=== Material for this exercise ===

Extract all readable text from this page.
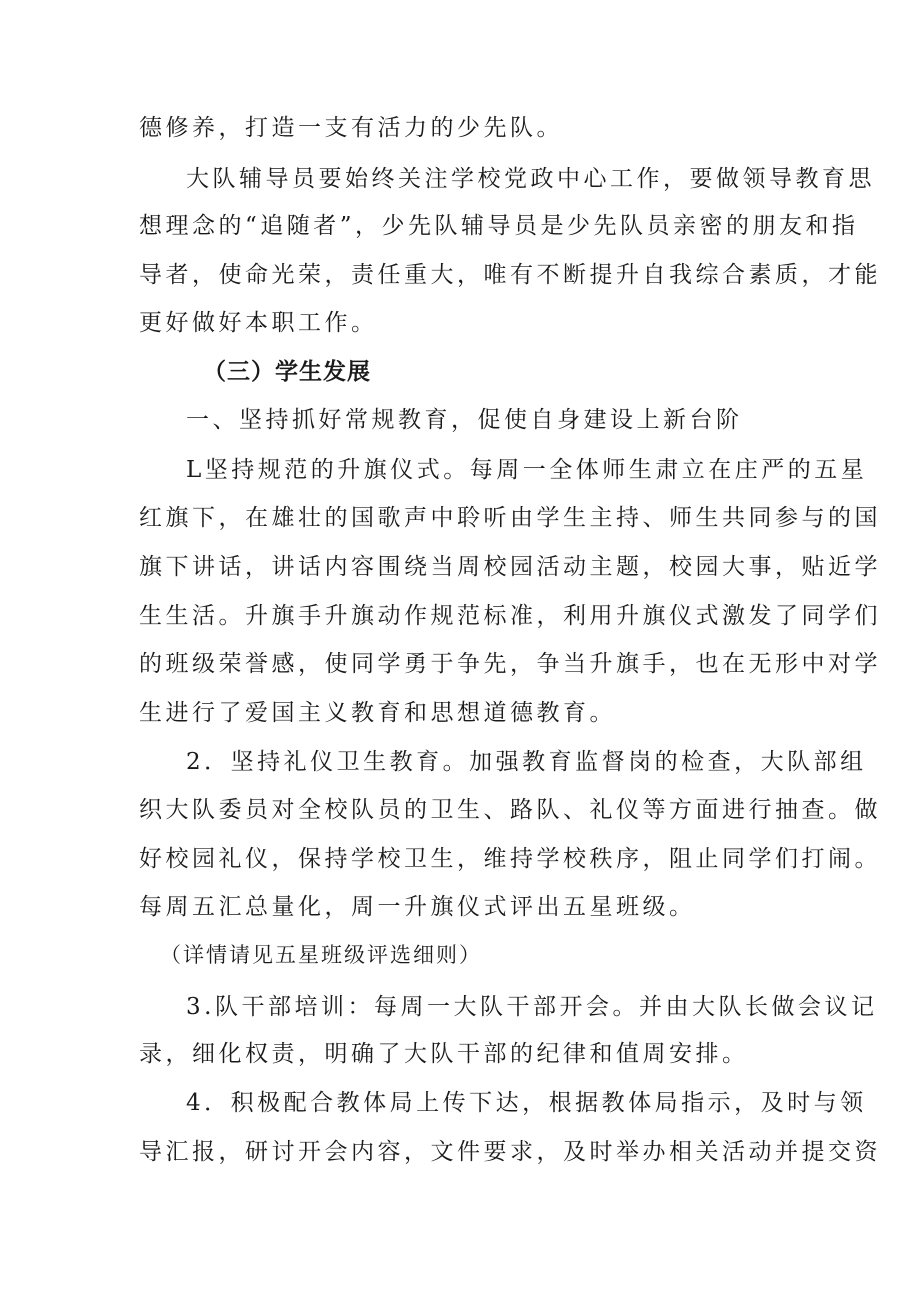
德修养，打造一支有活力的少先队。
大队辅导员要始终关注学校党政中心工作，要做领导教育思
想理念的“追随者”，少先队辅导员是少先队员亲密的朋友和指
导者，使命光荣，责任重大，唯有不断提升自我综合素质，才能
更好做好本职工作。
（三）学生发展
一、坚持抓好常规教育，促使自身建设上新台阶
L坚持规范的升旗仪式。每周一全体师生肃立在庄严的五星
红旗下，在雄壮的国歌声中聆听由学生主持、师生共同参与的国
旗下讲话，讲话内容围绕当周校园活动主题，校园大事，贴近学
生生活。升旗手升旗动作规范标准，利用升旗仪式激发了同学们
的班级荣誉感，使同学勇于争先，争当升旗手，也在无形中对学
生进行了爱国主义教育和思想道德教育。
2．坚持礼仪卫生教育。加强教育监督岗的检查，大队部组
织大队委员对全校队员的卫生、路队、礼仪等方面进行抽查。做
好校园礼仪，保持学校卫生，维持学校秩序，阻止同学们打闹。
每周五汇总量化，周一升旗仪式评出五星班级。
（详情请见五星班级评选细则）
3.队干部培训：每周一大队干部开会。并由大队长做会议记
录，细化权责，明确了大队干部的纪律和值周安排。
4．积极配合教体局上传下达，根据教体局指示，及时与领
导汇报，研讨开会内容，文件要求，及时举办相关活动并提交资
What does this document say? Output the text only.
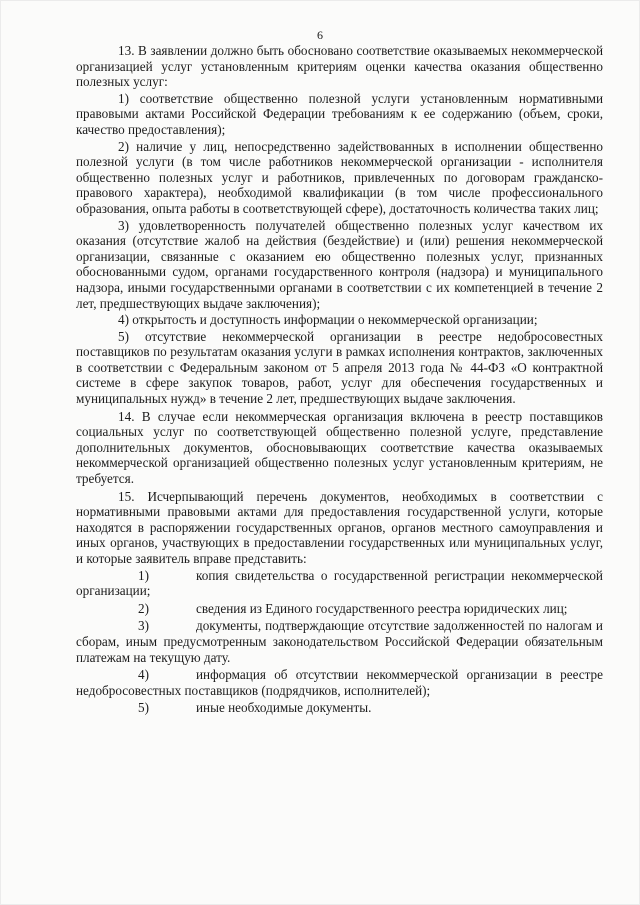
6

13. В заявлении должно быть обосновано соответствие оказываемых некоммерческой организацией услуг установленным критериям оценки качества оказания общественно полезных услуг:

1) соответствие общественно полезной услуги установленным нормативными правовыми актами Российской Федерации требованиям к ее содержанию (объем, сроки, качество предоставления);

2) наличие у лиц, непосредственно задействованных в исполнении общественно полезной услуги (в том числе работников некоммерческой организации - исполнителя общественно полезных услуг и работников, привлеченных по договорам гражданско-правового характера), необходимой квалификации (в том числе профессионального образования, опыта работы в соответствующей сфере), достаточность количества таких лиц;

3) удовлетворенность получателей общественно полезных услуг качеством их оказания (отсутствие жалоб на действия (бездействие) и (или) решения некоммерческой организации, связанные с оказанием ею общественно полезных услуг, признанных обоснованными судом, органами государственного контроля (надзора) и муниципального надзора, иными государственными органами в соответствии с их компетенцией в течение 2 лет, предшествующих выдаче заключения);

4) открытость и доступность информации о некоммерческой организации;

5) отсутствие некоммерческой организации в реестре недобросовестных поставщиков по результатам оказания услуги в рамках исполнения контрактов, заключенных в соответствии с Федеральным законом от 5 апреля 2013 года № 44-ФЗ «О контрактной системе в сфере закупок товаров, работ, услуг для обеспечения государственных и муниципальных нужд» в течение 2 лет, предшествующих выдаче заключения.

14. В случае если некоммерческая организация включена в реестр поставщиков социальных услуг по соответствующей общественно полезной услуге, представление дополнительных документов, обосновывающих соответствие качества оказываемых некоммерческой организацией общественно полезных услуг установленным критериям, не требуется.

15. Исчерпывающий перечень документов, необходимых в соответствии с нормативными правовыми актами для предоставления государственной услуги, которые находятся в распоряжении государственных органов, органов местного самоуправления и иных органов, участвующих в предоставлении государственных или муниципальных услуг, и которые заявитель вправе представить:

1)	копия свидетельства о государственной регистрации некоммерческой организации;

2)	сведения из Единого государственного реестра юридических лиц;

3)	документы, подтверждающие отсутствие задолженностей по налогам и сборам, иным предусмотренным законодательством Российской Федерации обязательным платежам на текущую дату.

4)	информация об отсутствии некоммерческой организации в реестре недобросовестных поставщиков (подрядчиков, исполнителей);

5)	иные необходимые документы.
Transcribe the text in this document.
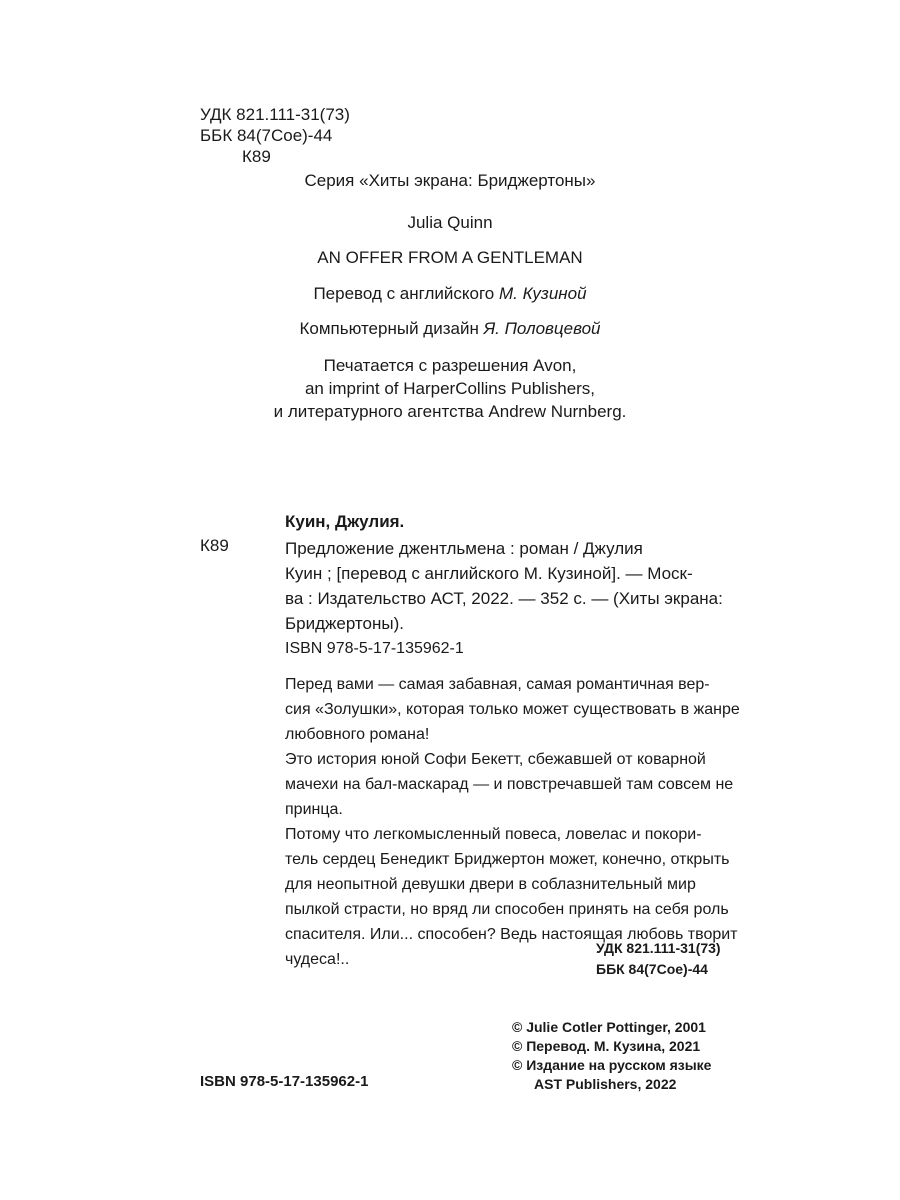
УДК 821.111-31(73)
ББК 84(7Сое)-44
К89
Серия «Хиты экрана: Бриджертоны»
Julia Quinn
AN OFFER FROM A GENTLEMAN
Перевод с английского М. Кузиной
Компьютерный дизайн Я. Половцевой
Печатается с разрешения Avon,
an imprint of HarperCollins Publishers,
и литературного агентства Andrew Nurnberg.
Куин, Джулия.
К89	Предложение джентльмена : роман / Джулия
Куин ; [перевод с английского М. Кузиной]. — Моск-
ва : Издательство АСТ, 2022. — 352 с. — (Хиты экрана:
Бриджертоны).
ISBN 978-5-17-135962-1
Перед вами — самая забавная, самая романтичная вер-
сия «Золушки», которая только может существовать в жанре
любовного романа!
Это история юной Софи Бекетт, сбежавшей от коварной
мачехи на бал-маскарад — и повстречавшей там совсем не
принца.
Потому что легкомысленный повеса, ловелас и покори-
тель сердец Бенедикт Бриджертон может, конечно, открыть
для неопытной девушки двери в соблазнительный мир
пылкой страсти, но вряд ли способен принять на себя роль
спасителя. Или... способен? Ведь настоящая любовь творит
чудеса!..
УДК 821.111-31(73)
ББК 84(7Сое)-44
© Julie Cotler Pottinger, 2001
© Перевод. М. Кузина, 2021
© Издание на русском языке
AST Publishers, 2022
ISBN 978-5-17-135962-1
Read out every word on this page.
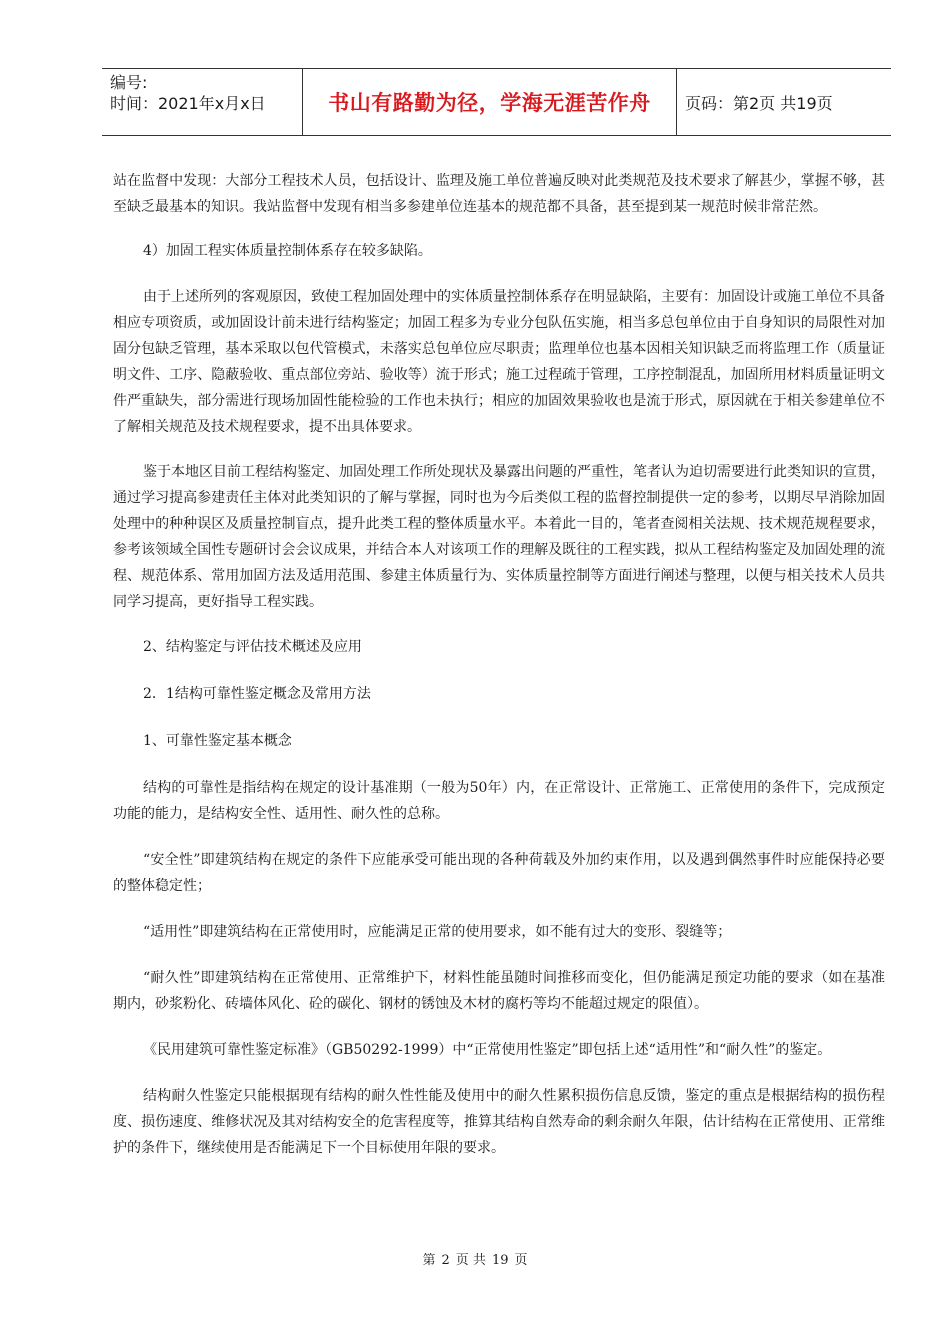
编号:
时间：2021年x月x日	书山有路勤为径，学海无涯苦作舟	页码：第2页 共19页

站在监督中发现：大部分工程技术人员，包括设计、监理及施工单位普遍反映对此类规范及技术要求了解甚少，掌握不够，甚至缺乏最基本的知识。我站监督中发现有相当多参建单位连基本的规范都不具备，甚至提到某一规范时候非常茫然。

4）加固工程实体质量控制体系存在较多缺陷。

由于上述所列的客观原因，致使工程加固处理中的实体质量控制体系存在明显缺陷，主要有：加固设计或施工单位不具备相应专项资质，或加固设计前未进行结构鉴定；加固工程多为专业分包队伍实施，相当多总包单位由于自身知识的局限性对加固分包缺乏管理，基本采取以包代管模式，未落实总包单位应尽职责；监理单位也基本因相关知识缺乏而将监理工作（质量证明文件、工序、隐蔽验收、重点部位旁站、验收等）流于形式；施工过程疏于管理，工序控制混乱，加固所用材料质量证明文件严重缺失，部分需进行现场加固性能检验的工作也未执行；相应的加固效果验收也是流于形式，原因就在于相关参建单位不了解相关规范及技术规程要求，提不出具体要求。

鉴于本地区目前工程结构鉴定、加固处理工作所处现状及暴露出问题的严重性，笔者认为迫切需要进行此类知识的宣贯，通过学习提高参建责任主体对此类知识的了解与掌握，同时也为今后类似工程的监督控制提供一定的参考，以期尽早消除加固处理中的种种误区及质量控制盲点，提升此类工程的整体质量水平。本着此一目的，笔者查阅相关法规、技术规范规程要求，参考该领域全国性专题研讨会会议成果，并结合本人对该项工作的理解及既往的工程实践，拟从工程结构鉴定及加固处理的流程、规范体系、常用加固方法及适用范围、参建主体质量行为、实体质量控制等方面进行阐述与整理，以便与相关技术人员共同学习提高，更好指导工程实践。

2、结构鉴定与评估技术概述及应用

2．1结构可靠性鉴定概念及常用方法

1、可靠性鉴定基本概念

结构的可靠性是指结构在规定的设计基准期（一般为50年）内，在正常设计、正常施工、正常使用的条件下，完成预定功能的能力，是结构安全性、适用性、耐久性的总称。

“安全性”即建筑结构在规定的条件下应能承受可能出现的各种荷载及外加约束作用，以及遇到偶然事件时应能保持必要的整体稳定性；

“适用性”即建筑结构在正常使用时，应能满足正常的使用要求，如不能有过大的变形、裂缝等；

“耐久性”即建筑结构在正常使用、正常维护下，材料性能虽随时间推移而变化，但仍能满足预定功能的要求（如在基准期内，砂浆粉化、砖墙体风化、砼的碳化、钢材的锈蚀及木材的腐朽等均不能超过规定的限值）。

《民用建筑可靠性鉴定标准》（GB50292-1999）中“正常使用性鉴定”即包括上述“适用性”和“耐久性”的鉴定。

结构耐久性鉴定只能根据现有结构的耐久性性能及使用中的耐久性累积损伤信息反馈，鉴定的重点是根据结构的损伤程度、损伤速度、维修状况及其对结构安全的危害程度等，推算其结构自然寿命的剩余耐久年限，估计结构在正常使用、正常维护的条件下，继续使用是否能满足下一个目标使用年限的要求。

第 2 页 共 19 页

===

*Exercise goal*
Your task is to list each line of the records with the word "может".

*Written response*
сия «Золушки», которая только может существовать в жанре
тель сердец Бенедикт Бриджертон может, конечно, открыть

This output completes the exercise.